• _TEXT_:
=-=-=

Ontario should allow shareholders to vote No in director elections to make it easier for investors to reject unwanted board members, an expert panel has recommended in a new report.
A government-appointed panel of legal experts has tabled a series of reform proposals to modernize Ontario’s business legislation, including a recommendation to remove the province’s requirement to have at least 25 per cent Canadian residents on boards.
The recommendations will help Ontario to remain an attractive choice for companies looking for a jurisdiction to incorporate their operations, said committee member Carol Hansell, who is a member of the group’s steering committee. She said companies need a reason to incorporate in Ontario instead of the Yukon or other regions with modernized business laws.
“We’re trying to make Ontario a jurisdiction of choice on the basis of the legal framework that’s available here,” she said.
Ontario Government and Consumer Services Minister David Orazietti appointed the 13-member panel in February to recommend reform priorities to over 20 pieces of legislation involving corporate and commercial matters, including the centrepiece Ontario Business Corporations Act, which lays out many of the basic rules about how companies and their boards must operate.
The committee’s recommendations have been made available for public comment until Oct. 16, when the government will then review the issues and decide how to proceed with legislative reforms.
The proposed voting amendment would mark a significant change for Canada, where shareholders in all jurisdictions currently have only the right to vote for a director or withhold their votes, which means they are not counted in the vote tally. Shareholder advocates have asked for legal changes to allow investors to vote against director candidates, arguing the current system is undemocratic because directors are always elected even if there is widespread protest and a majority of shareholders withheld votes.

=-=-=

• _MATERIAL SUPPLIED_:
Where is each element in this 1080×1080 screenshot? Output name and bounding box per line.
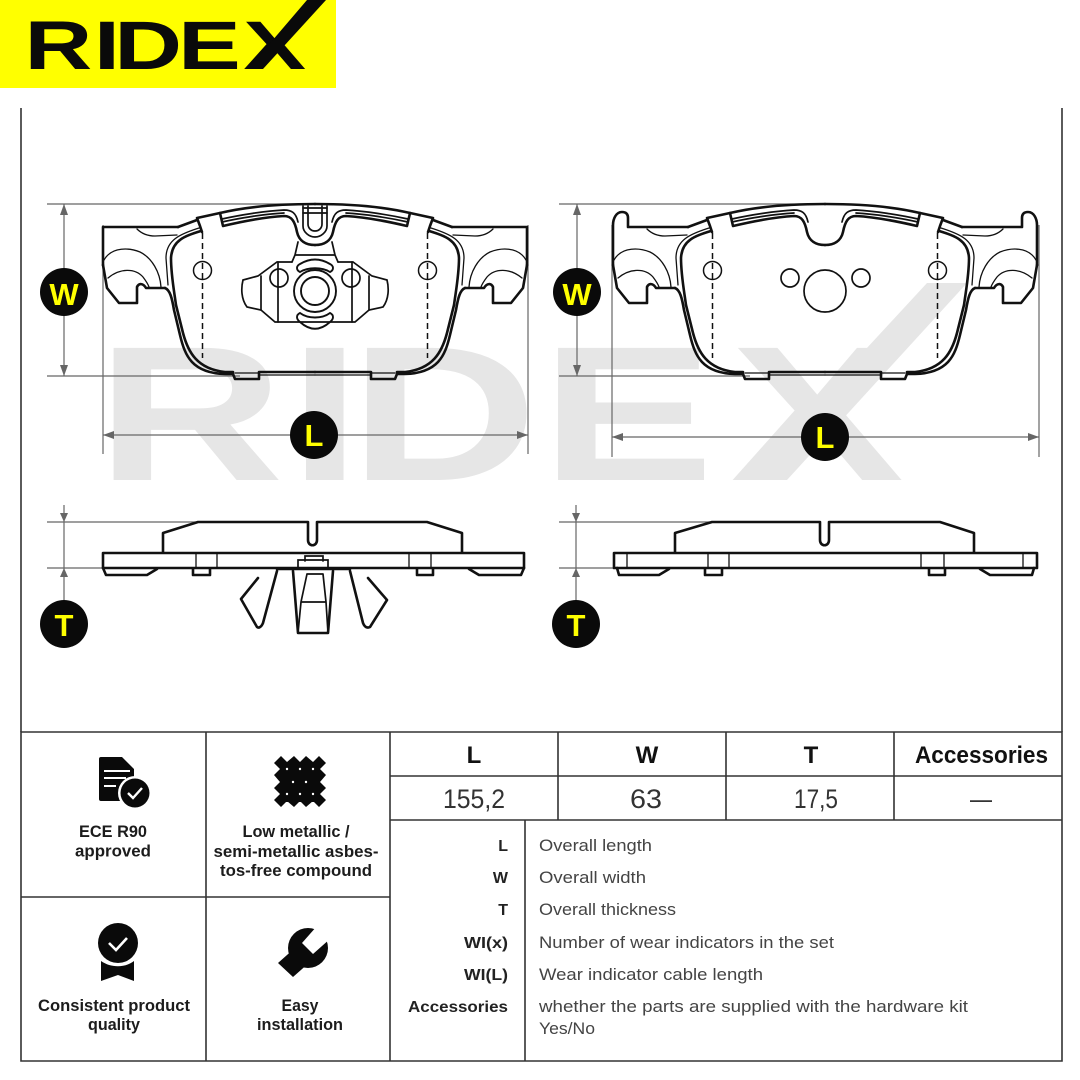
icon: quality badge bbox=[98, 923, 138, 981]
table values: 155,2 bbox=[443, 784, 505, 814]
legend keys: L bbox=[498, 838, 508, 855]
label: installation bbox=[257, 1016, 343, 1034]
top centre clip bbox=[292, 206, 338, 262]
table header: L bbox=[467, 742, 481, 769]
feature grid and table rules bbox=[21, 732, 1062, 1061]
legend keys: W bbox=[493, 870, 509, 887]
watermark: RIDEX letters: RIDEX bbox=[96, 307, 904, 521]
label: ECE R90 bbox=[79, 823, 147, 841]
panel: easy installation bbox=[257, 926, 343, 1034]
brake pad side view: right bbox=[614, 522, 1037, 575]
T badge: left: T bbox=[55, 608, 74, 643]
legend descriptions bbox=[538, 837, 968, 1038]
dimension lines: right front view bbox=[559, 204, 1039, 457]
dimension lines: left side view bbox=[47, 505, 200, 600]
icon: mesh compound bbox=[274, 756, 326, 807]
label: Low metallic / bbox=[242, 823, 350, 841]
L badge: right: L bbox=[816, 420, 834, 455]
T badge: right bbox=[552, 600, 600, 648]
legend descriptions: Overall length bbox=[539, 837, 652, 855]
table header: W bbox=[636, 742, 659, 769]
icon: wrench bbox=[278, 926, 331, 977]
legend descriptions: Overall width bbox=[539, 869, 646, 887]
label: semi-metallic asbes- bbox=[214, 843, 378, 861]
centre spring plate bbox=[242, 260, 388, 329]
label: Consistent product bbox=[38, 997, 191, 1015]
label: quality bbox=[88, 1016, 141, 1034]
table values: — bbox=[970, 784, 992, 814]
label: tos-free compound bbox=[220, 862, 372, 880]
panel: ECE R90 approved bbox=[75, 757, 152, 860]
legend keys: Accessories bbox=[408, 999, 508, 1016]
table values: 17,5 bbox=[794, 784, 838, 814]
label: approved bbox=[75, 842, 151, 860]
L badge: right bbox=[801, 413, 849, 461]
table header bbox=[467, 742, 1048, 769]
brake pad front view: right bbox=[613, 204, 1037, 379]
panel: consistent product quality bbox=[38, 923, 191, 1034]
W badge: left bbox=[40, 268, 88, 316]
W badge: right bbox=[553, 268, 601, 316]
icon: certified document bbox=[99, 757, 152, 810]
dimension lines: right side view bbox=[559, 505, 712, 600]
brake pad front view: left bbox=[103, 204, 527, 379]
table values bbox=[443, 784, 992, 814]
table header: Accessories bbox=[915, 742, 1048, 769]
panel: low metallic compound bbox=[214, 756, 378, 880]
legend descriptions: Wear indicator cable length bbox=[539, 966, 763, 984]
legend keys: T bbox=[498, 902, 508, 919]
legend keys: WI(L) bbox=[464, 967, 508, 984]
holes bbox=[781, 269, 870, 312]
legend descriptions: Number of wear indicators in the set bbox=[539, 934, 834, 952]
legend descriptions: whether the parts are supplied with the hardware kit bbox=[538, 998, 968, 1016]
drawing frame side rules bbox=[21, 108, 1062, 732]
L badge: left: L bbox=[305, 418, 323, 453]
brake pad side view: left bbox=[103, 522, 524, 633]
T badge: right: T bbox=[567, 608, 586, 643]
left plate ear bbox=[103, 227, 178, 303]
W badge: left: W bbox=[49, 277, 79, 312]
legend descriptions: Overall thickness bbox=[539, 901, 676, 919]
legend keys bbox=[408, 838, 509, 1016]
label: Easy bbox=[282, 997, 319, 1015]
legend descriptions: Yes/No bbox=[539, 1020, 595, 1038]
dimension lines: left front view bbox=[47, 204, 528, 454]
legend keys: WI(x) bbox=[464, 935, 508, 952]
W badge: right: W bbox=[562, 277, 592, 312]
logo: RIDEX yellow badge: RIDEX bbox=[24, 7, 306, 84]
T badge: left bbox=[40, 600, 88, 648]
clip bbox=[241, 556, 387, 633]
right plate ear bbox=[452, 227, 527, 303]
table values: 63 bbox=[630, 784, 662, 814]
L badge: left bbox=[290, 411, 338, 459]
table header: T bbox=[804, 742, 819, 769]
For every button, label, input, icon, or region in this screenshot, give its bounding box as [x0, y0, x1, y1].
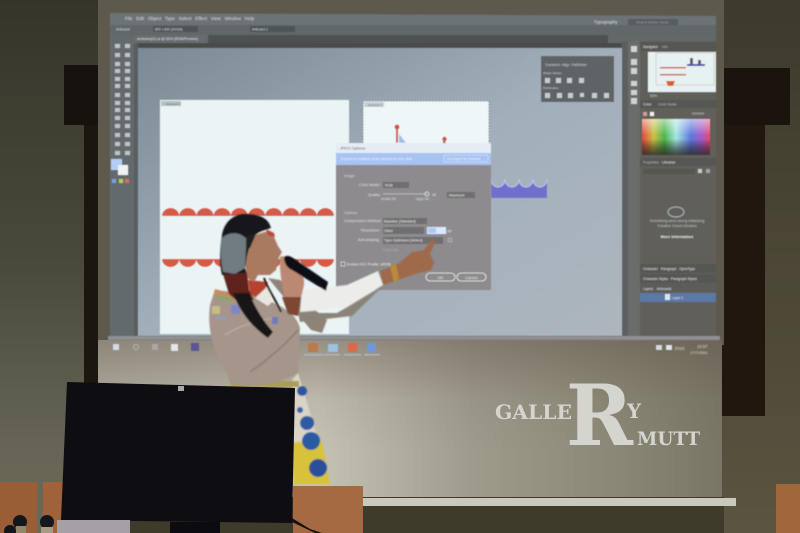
menu bar: Search Adobe Stock [636, 20, 669, 24]
control bar: Artboard 1 [252, 28, 268, 32]
projected icons on blouse [212, 305, 278, 324]
projected Windows taskbar: ENG [675, 346, 685, 351]
JPEG options dialog: RGB [385, 184, 393, 188]
pointing arm shadow [298, 286, 383, 322]
JPEG options dialog: Baseline (Standard) [384, 220, 416, 224]
watermark: Gallery RMUTT: R [566, 366, 634, 465]
headband [266, 229, 275, 237]
blouse [209, 289, 300, 385]
microphone [284, 256, 328, 291]
dark wooden panel: left [64, 65, 100, 383]
computer monitor [61, 382, 322, 533]
papers and bottles on desk [4, 515, 130, 533]
color panel: FFFFFF [692, 112, 704, 116]
navigator panel: Info [662, 45, 668, 49]
control bar [110, 25, 716, 35]
floating panel: transform / align / pathfinder: Transform Align Pathfinder [545, 63, 588, 67]
JPEG options dialog: larger file [416, 197, 429, 201]
character and layers panels: 1 Layer [641, 336, 651, 340]
JPEG options dialog: JPEG Options [340, 146, 365, 150]
JPEG options dialog: Quality: [368, 193, 381, 197]
color panel [640, 100, 716, 155]
JPEG options dialog: Maximum [449, 194, 465, 198]
toolbar [110, 35, 134, 340]
collar [248, 280, 268, 298]
JPEG options dialog: ppi [447, 229, 452, 233]
projection screen [98, 0, 724, 497]
menu bar: Typography [594, 20, 618, 24]
JPEG options dialog: Type Optimized (Hinted) [384, 238, 423, 242]
pointing hand [380, 238, 435, 285]
libraries panel: Something went wrong initializing [650, 219, 704, 223]
character and layers panels: Character Styles Paragraph Styles [643, 277, 697, 281]
color panel: Color Guide [658, 102, 677, 106]
menu bar: File Edit Object Type Select Effect View Window Help [125, 16, 255, 21]
side icon dock [622, 41, 640, 340]
control bar: 800 x 600 (SVGA) [155, 28, 183, 32]
JPEG options dialog: 10 [432, 193, 436, 197]
navigator panel [640, 42, 716, 98]
document tab [134, 35, 608, 43]
watermark: Gallery RMUTT: MUTT [637, 428, 700, 450]
screen bottom rail [363, 498, 736, 506]
hair [220, 214, 271, 275]
JPEG options dialog: Embed ICC Profile: sRGB [347, 262, 391, 266]
character and layers panels: Layer 1 [672, 296, 683, 300]
projected Windows taskbar: 15:57 [697, 344, 708, 349]
libraries panel: Creative Cloud Libraries [657, 224, 697, 228]
libraries panel: Properties [643, 160, 659, 164]
floating panel: transform / align / pathfinder: Pathfinders: [543, 86, 559, 90]
area below screen [99, 497, 724, 533]
floating panel: transform / align / pathfinder: Shape Modes: [543, 71, 563, 75]
libraries panel: More Information [661, 234, 694, 239]
libraries panel: Libraries [662, 160, 676, 164]
character and layers panels: Layers Artboards [643, 287, 672, 291]
projected Windows taskbar [108, 336, 720, 356]
table and wooden dividers [0, 482, 800, 533]
dark wooden panel: right [722, 68, 790, 416]
document tab: workshop01.ai @ 50% (RGB/Preview) [137, 37, 198, 41]
shadow strip behind sleeve [268, 278, 327, 333]
pointing sleeve [300, 271, 383, 312]
JPEG options dialog: Go Export for Screens [447, 157, 481, 161]
long hair [223, 273, 281, 338]
white neckline [255, 286, 272, 306]
menu bar [110, 13, 716, 25]
right panels [640, 41, 716, 340]
JPEG options dialog: Options [344, 211, 357, 215]
watermark: Gallery RMUTT [495, 366, 700, 465]
skirt [231, 373, 330, 484]
artboard 2 [363, 101, 489, 161]
watermark: Gallery RMUTT: Y [626, 399, 642, 423]
artboard 2: Artboard 2 [368, 103, 382, 107]
window frame [110, 13, 716, 340]
JPEG options dialog: Image [344, 174, 355, 178]
JPEG options dialog: Export in multiple scale factors in one click. [341, 157, 413, 161]
watermark: Gallery RMUTT: GALLE [495, 400, 572, 424]
ruler [134, 43, 622, 336]
JPEG options dialog: smaller file [381, 197, 396, 201]
control bar: Artboard [116, 28, 130, 32]
JPEG options dialog: Compression Method: [344, 219, 381, 223]
purple wave shape [491, 179, 547, 198]
navigator panel: 50% [650, 94, 657, 98]
raised hand with cuff [280, 256, 304, 316]
JPEG options dialog: Other [384, 229, 394, 233]
artboard 1: Artboard 1 [166, 102, 180, 106]
character and layers panels: Character Paragraph OpenType [643, 267, 695, 271]
JPEG options dialog: Color Model: [359, 183, 381, 187]
navigator panel: Navigator [643, 45, 659, 49]
artboard canvas [138, 48, 622, 336]
presenter [209, 214, 435, 484]
libraries panel [640, 158, 716, 239]
JPEG options dialog: OK [438, 275, 444, 280]
JPEG options dialog: Cancel [465, 275, 478, 280]
projected Windows taskbar: 17/7/2561 [690, 350, 709, 355]
artboard 1 [160, 100, 349, 334]
JPEG options dialog: Resolution: [361, 228, 380, 232]
color panel: Color [643, 102, 652, 106]
floating panel: transform / align / pathfinder [541, 56, 614, 102]
projected Illustrator window [110, 13, 716, 340]
JPEG options dialog [336, 143, 491, 290]
JPEG options dialog: Imagemap [382, 248, 398, 252]
character and layers panels [640, 264, 716, 340]
face [245, 231, 282, 282]
JPEG options dialog: Anti-aliasing: [358, 238, 380, 242]
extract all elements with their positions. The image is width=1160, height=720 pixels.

=-=-=

• _JOB 1_: Reproduce the passage of the Ontario business law article between "The proposed voting" and "shareholders withheld votes.", inclusive.
• _JOB 2_: According to the Ontario business law article, why have shareholder advocates sought legal changes that would let investors vote against director candidates?
• _JOB 3_: Extend the article on Ontario's business law reform with the paragraphs that would follow its final sentence.

• _EXERCISE ANSWER 1_:
The proposed voting amendment would mark a significant change for Canada, where shareholders in all jurisdictions currently have only the right to vote for a director or withhold their votes, which means they are not counted in the vote tally. Shareholder advocates have asked for legal changes to allow investors to vote against director candidates, arguing the current system is undemocratic because directors are always elected even if there is widespread protest and a majority of shareholders withheld votes.

• _EXERCISE ANSWER 2_: They argue that the current system is undemocratic. Directors are always elected, even when there is widespread protest and a majority of shareholders have withheld their votes.

• _EXERCISE ANSWER 3_:
The federal government is also in the midst of reviewing the Canada Business Corporations Act, which governs companies that are federally incorporated in industries such as banking and telecommunications, and has asked for comments about whether it should change director voting rules.
Stephen Erlichman, executive director of the Canadian Coalition for Good Governance, which represents most of Canada’s largest institutional investors, said Tuesday that his group has been lobbying for a decade for changes to business laws to make voting truly democratic.
He said the CCGG has recommended changing the federal legislation, and has also written to all ministers responsible for provincial business acts to urge them to also adopt a new voting system with the right to vote against directors. He said it is encouraging that Ontario is considering the change.
“We’re happy to see it,” he said.
Mr. Erlichman said the CCGG also supports removing the requirements for Canadian residents on boards because the rule is inflexible and the composition of boards does not need to be enshrined in legislation.
Five other jurisdictions – British Columbia, Yukon, Quebec, Nova Scotia and New Brunswick – already have no requirement for Canadian directors on boards, while only one U.S. state requires U.S. residents and most European countries have no residency requirements for directors.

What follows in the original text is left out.